» Request:
Return all of the entries word for word, but omit the pictures they contain.

########

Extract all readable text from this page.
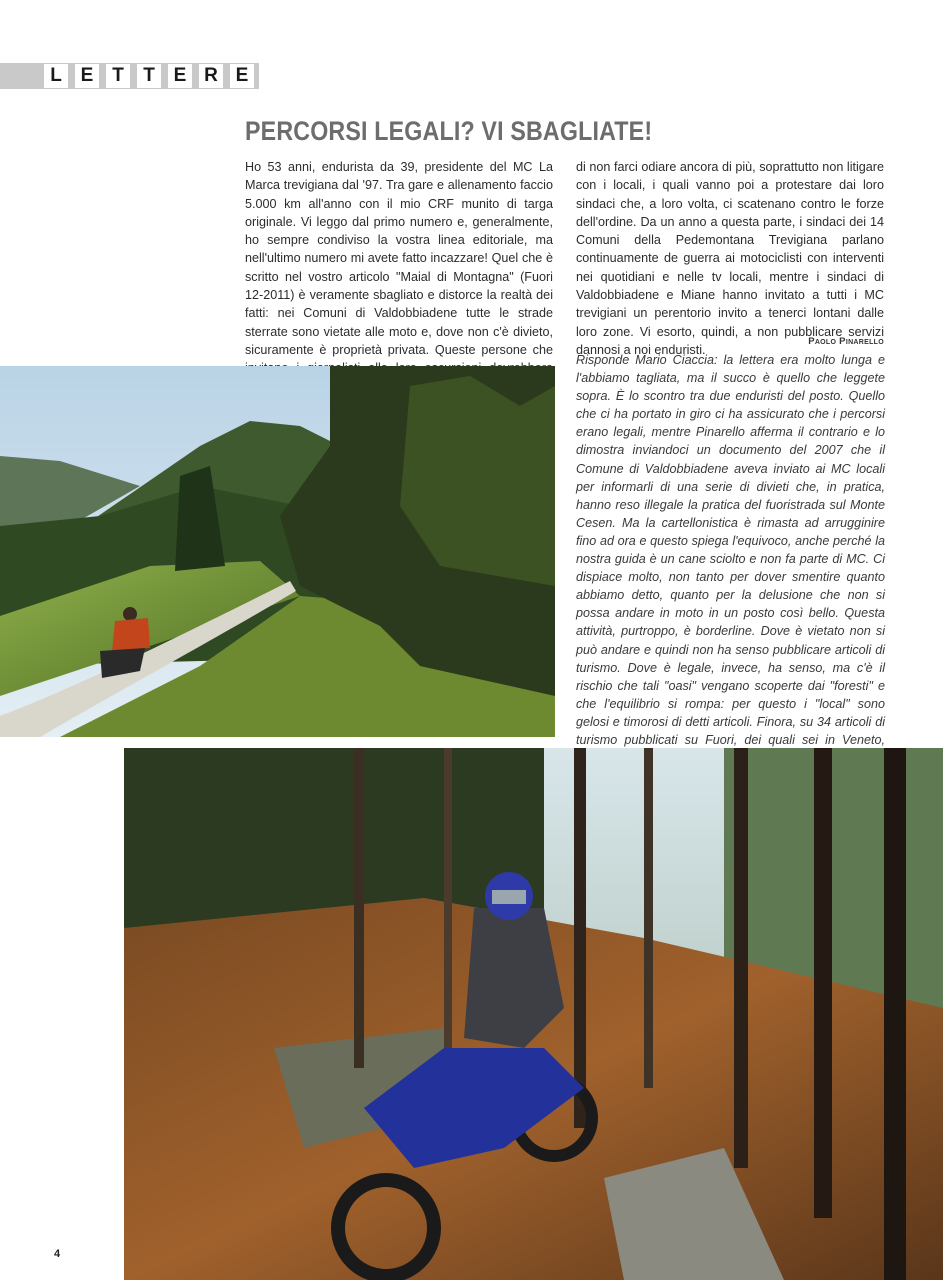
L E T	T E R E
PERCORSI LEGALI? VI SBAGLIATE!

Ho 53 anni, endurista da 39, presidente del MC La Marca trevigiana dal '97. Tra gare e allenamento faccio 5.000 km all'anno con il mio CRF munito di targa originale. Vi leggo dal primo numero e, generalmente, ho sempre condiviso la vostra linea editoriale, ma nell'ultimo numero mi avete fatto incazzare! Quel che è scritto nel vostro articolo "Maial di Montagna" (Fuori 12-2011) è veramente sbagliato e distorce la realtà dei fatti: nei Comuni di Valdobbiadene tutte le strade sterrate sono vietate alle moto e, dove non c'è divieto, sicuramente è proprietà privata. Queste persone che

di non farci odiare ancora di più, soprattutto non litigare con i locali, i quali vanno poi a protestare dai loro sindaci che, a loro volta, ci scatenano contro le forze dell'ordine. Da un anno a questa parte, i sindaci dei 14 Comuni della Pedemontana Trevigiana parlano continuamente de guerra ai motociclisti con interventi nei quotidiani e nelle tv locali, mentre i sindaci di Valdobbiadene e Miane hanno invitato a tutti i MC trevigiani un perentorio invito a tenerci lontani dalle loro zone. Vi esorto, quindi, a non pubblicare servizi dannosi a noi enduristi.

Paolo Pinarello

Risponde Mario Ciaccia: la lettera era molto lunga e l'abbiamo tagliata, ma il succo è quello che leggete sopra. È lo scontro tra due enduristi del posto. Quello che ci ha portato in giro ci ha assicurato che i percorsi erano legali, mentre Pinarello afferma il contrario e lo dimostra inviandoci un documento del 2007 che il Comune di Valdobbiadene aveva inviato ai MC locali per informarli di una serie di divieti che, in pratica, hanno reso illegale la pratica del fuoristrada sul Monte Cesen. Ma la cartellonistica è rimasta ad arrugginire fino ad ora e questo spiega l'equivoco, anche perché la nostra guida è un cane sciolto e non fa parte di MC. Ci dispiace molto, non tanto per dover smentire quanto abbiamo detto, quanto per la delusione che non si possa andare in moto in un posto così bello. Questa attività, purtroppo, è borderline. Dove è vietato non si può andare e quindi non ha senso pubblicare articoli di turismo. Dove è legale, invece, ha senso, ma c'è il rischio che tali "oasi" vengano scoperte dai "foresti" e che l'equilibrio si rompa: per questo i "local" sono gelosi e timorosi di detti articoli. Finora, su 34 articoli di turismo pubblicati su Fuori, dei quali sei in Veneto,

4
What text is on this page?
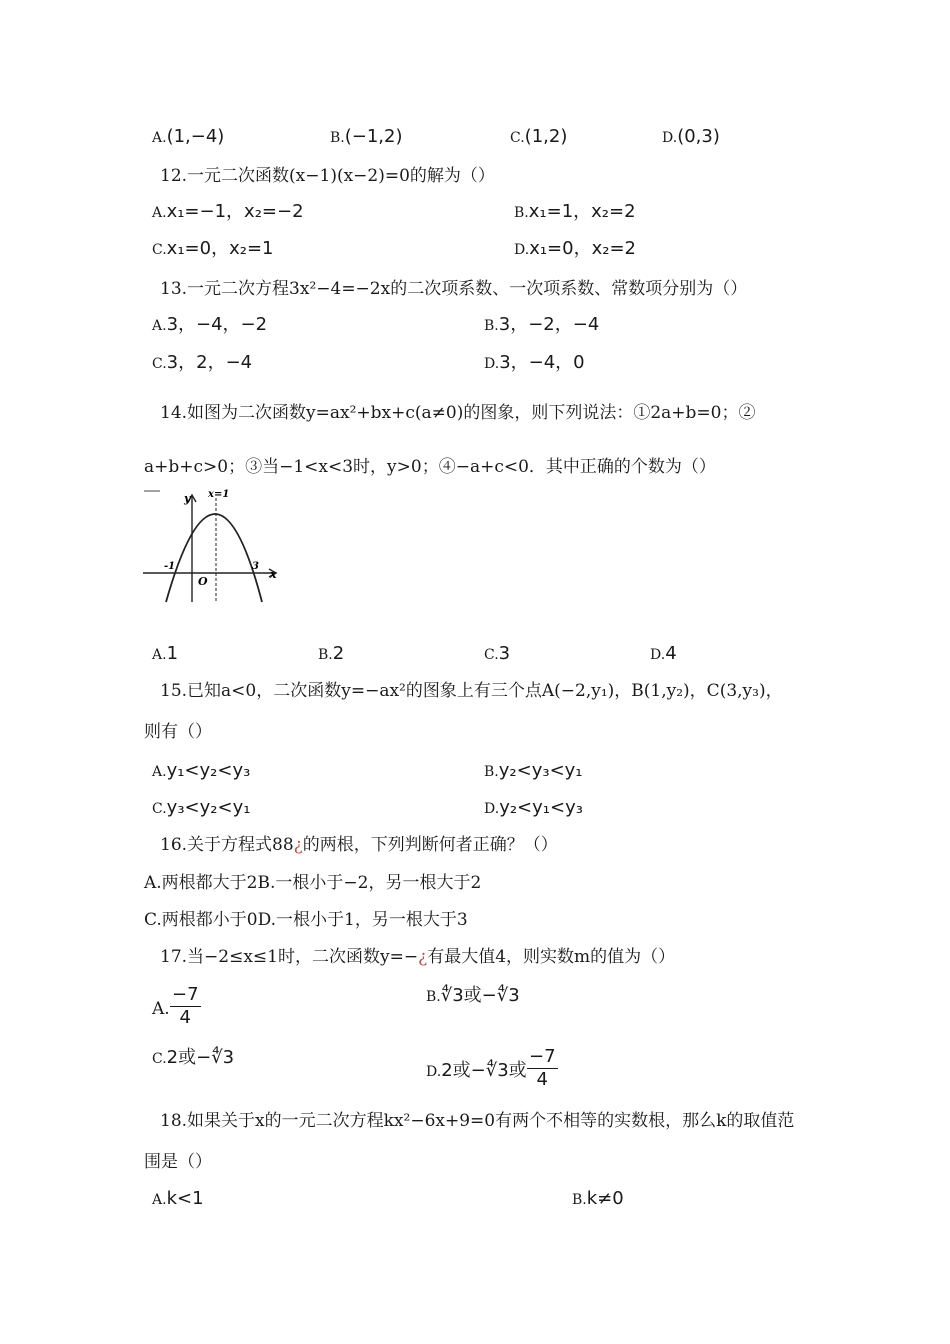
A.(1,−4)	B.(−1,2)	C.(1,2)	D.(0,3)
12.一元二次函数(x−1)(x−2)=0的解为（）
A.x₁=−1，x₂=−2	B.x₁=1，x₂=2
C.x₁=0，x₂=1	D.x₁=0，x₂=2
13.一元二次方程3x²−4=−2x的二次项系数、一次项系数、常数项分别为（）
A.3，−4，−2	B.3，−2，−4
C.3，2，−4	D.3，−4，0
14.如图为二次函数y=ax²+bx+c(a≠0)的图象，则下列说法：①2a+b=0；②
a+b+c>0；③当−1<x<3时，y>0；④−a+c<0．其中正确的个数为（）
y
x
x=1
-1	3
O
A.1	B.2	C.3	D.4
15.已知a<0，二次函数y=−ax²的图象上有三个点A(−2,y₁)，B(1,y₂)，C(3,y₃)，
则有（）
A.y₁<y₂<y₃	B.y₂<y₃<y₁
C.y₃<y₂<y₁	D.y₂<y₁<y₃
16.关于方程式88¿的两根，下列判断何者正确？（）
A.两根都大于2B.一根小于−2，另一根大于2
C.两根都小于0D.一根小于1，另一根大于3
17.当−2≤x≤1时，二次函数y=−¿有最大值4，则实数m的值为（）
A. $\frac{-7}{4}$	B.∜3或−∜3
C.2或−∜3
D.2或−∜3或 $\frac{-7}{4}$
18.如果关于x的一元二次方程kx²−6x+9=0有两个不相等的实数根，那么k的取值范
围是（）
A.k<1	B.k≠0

########

» Answer to the problem:
Extract all readable text from this page.
L E T	T E R E
PERCORSI LEGALI? VI SBAGLIATE!

Ho 53 anni, endurista da 39, presidente del MC La Marca trevigiana dal '97. Tra gare e allenamento faccio 5.000 km all'anno con il mio CRF munito di targa originale. Vi leggo dal primo numero e, generalmente, ho sempre condiviso la vostra linea editoriale, ma nell'ultimo numero mi avete fatto incazzare! Quel che è scritto nel vostro articolo "Maial di Montagna" (Fuori 12-2011) è veramente sbagliato e distorce la realtà dei fatti: nei Comuni di Valdobbiadene tutte le strade sterrate sono vietate alle moto e, dove non c'è divieto, sicuramente è proprietà privata. Queste persone che

di non farci odiare ancora di più, soprattutto non litigare con i locali, i quali vanno poi a protestare dai loro sindaci che, a loro volta, ci scatenano contro le forze dell'ordine. Da un anno a questa parte, i sindaci dei 14 Comuni della Pedemontana Trevigiana parlano continuamente de guerra ai motociclisti con interventi nei quotidiani e nelle tv locali, mentre i sindaci di Valdobbiadene e Miane hanno invitato a tutti i MC trevigiani un perentorio invito a tenerci lontani dalle loro zone. Vi esorto, quindi, a non pubblicare servizi dannosi a noi enduristi.

Paolo Pinarello

Risponde Mario Ciaccia: la lettera era molto lunga e l'abbiamo tagliata, ma il succo è quello che leggete sopra. È lo scontro tra due enduristi del posto. Quello che ci ha portato in giro ci ha assicurato che i percorsi erano legali, mentre Pinarello afferma il contrario e lo dimostra inviandoci un documento del 2007 che il Comune di Valdobbiadene aveva inviato ai MC locali per informarli di una serie di divieti che, in pratica, hanno reso illegale la pratica del fuoristrada sul Monte Cesen. Ma la cartellonistica è rimasta ad arrugginire fino ad ora e questo spiega l'equivoco, anche perché la nostra guida è un cane sciolto e non fa parte di MC. Ci dispiace molto, non tanto per dover smentire quanto abbiamo detto, quanto per la delusione che non si possa andare in moto in un posto così bello. Questa attività, purtroppo, è borderline. Dove è vietato non si può andare e quindi non ha senso pubblicare articoli di turismo. Dove è legale, invece, ha senso, ma c'è il rischio che tali "oasi" vengano scoperte dai "foresti" e che l'equilibrio si rompa: per questo i "local" sono gelosi e timorosi di detti articoli. Finora, su 34 articoli di turismo pubblicati su Fuori, dei quali sei in Veneto,

4
What text is on this page?
A.(1,−4)	B.(−1,2)	C.(1,2)	D.(0,3)
12.一元二次函数(x−1)(x−2)=0的解为（）
A.x₁=−1，x₂=−2	B.x₁=1，x₂=2
C.x₁=0，x₂=1	D.x₁=0，x₂=2
13.一元二次方程3x²−4=−2x的二次项系数、一次项系数、常数项分别为（）
A.3，−4，−2	B.3，−2，−4
C.3，2，−4	D.3，−4，0
14.如图为二次函数y=ax²+bx+c(a≠0)的图象，则下列说法：①2a+b=0；②
a+b+c>0；③当−1<x<3时，y>0；④−a+c<0．其中正确的个数为（）
y
x
x=1
-1	3
O
A.1	B.2	C.3	D.4
15.已知a<0，二次函数y=−ax²的图象上有三个点A(−2,y₁)，B(1,y₂)，C(3,y₃)，
则有（）
A.y₁<y₂<y₃	B.y₂<y₃<y₁
C.y₃<y₂<y₁	D.y₂<y₁<y₃
16.关于方程式88¿的两根，下列判断何者正确？（）
A.两根都大于2B.一根小于−2，另一根大于2
C.两根都小于0D.一根小于1，另一根大于3
17.当−2≤x≤1时，二次函数y=−¿有最大值4，则实数m的值为（）
A. $\frac{-7}{4}$	B.∜3或−∜3
C.2或−∜3
D.2或−∜3或 $\frac{-7}{4}$
18.如果关于x的一元二次方程kx²−6x+9=0有两个不相等的实数根，那么k的取值范
围是（）
A.k<1	B.k≠0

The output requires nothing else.